INSTRUCTION:
Determine how many lines include the string "this". Output that number only.

___ DATA PROVIDED ___

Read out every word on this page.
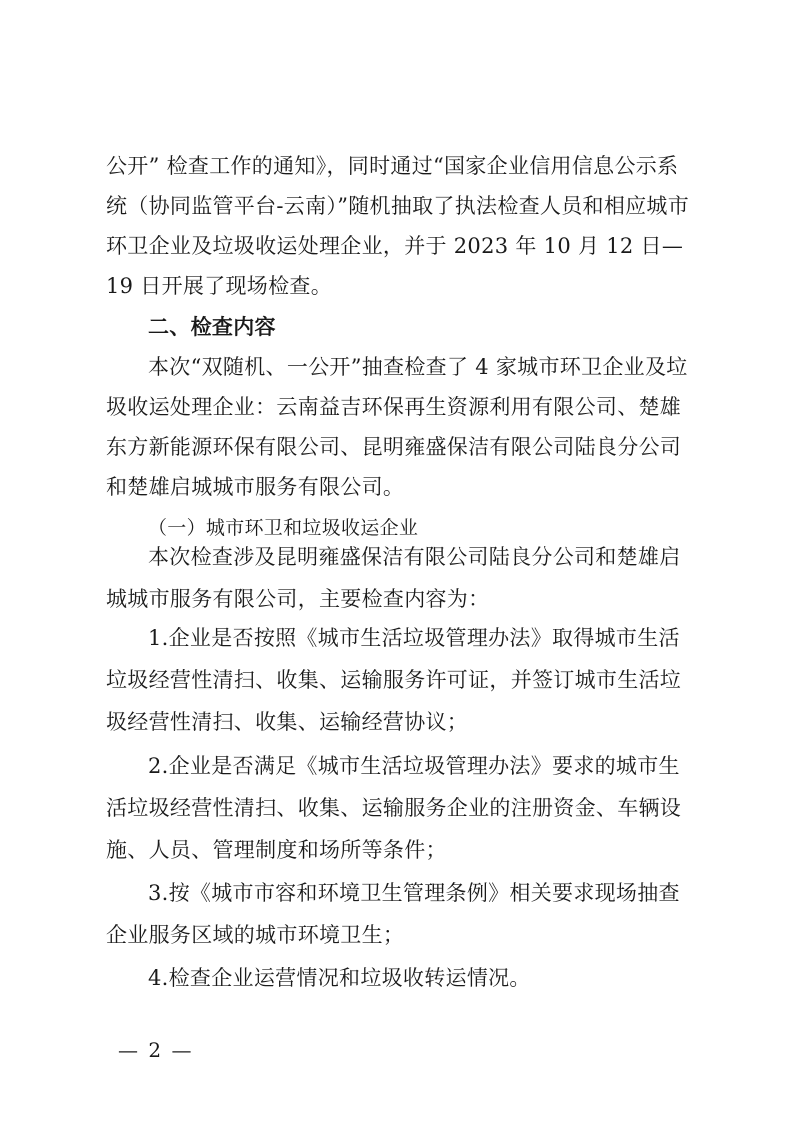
公开” 检查工作的通知》，同时通过“国家企业信用信息公示系统（协同监管平台-云南）”随机抽取了执法检查人员和相应城市环卫企业及垃圾收运处理企业，并于 2023 年 10 月 12 日—19 日开展了现场检查。

二、检查内容

本次“双随机、一公开”抽查检查了 4 家城市环卫企业及垃圾收运处理企业：云南益吉环保再生资源利用有限公司、楚雄东方新能源环保有限公司、昆明雍盛保洁有限公司陆良分公司和楚雄启城城市服务有限公司。

（一）城市环卫和垃圾收运企业

本次检查涉及昆明雍盛保洁有限公司陆良分公司和楚雄启城城市服务有限公司，主要检查内容为：

1.企业是否按照《城市生活垃圾管理办法》取得城市生活垃圾经营性清扫、收集、运输服务许可证，并签订城市生活垃圾经营性清扫、收集、运输经营协议；

2.企业是否满足《城市生活垃圾管理办法》要求的城市生活垃圾经营性清扫、收集、运输服务企业的注册资金、车辆设施、人员、管理制度和场所等条件；

3.按《城市市容和环境卫生管理条例》相关要求现场抽查企业服务区域的城市环境卫生；

4.检查企业运营情况和垃圾收转运情况。

— 2 —
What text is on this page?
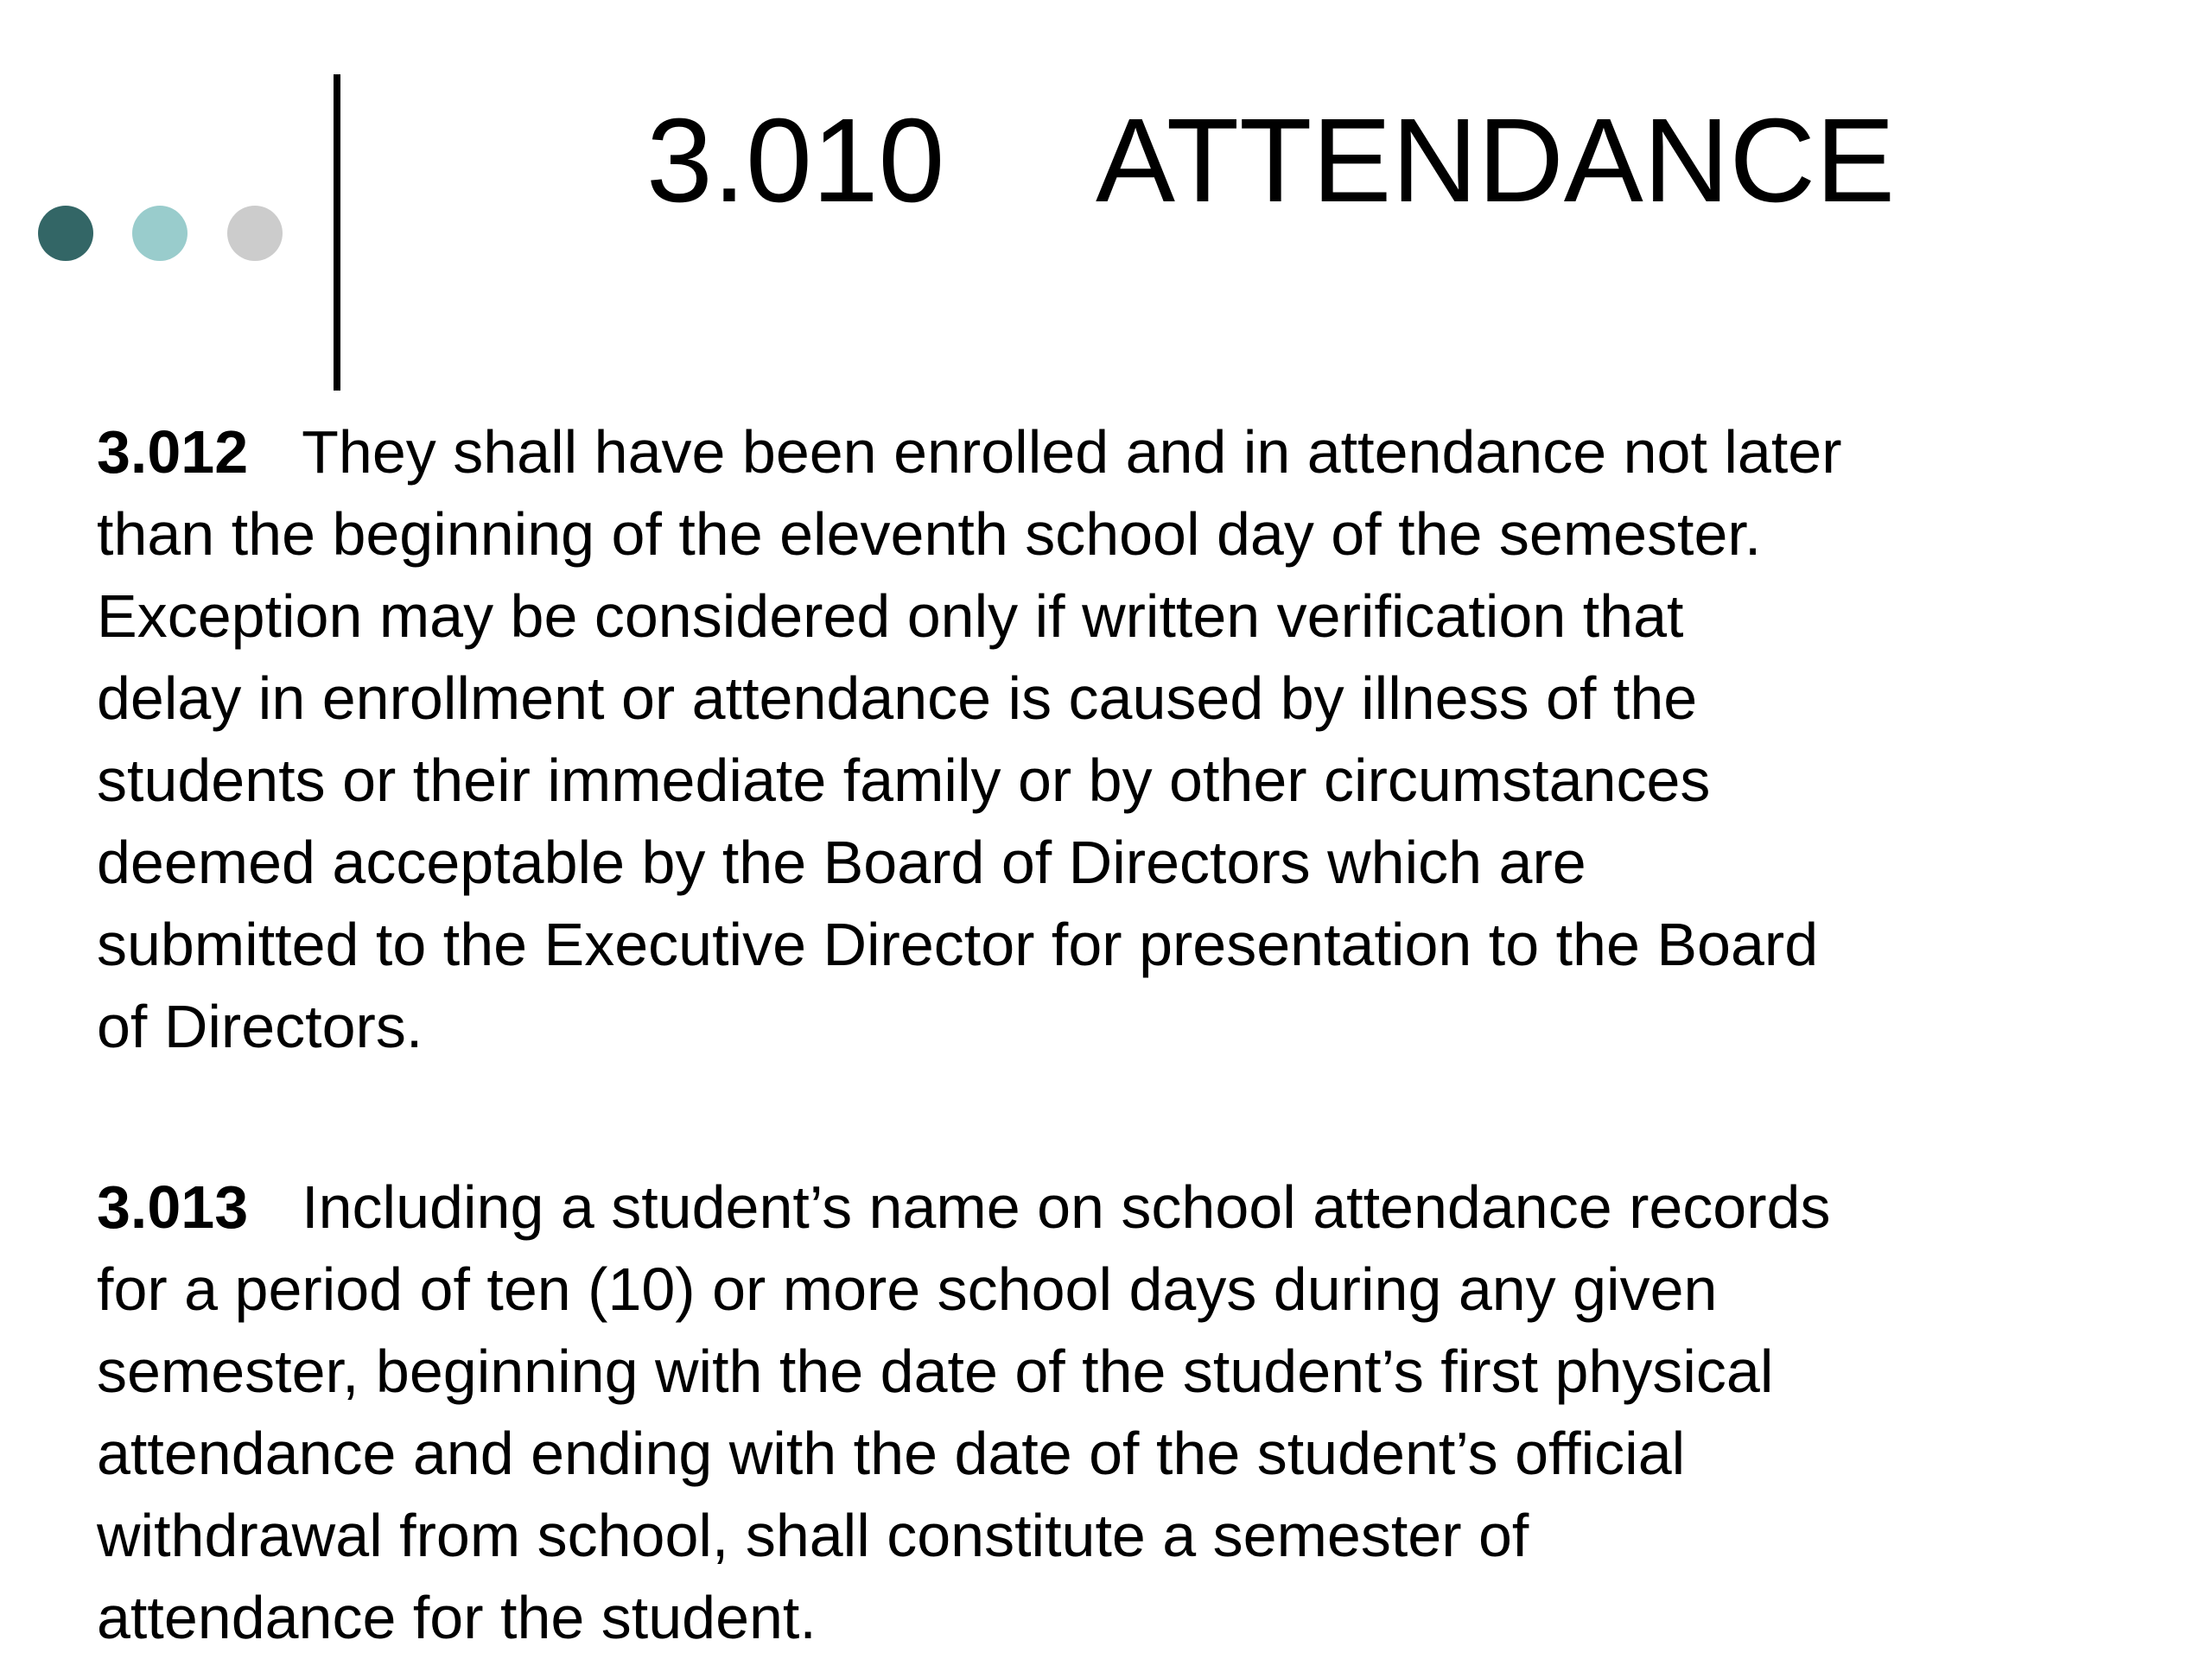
3.010 ATTENDANCE
3.012 They shall have been enrolled and in attendance not later
than the beginning of the eleventh school day of the semester.
Exception may be considered only if written verification that
delay in enrollment or attendance is caused by illness of the
students or their immediate family or by other circumstances
deemed acceptable by the Board of Directors which are
submitted to the Executive Director for presentation to the Board
of Directors.
3.013 Including a student’s name on school attendance records
for a period of ten (10) or more school days during any given
semester, beginning with the date of the student’s first physical
attendance and ending with the date of the student’s official
withdrawal from school, shall constitute a semester of
attendance for the student.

___

SOLVED PROBLEM:
2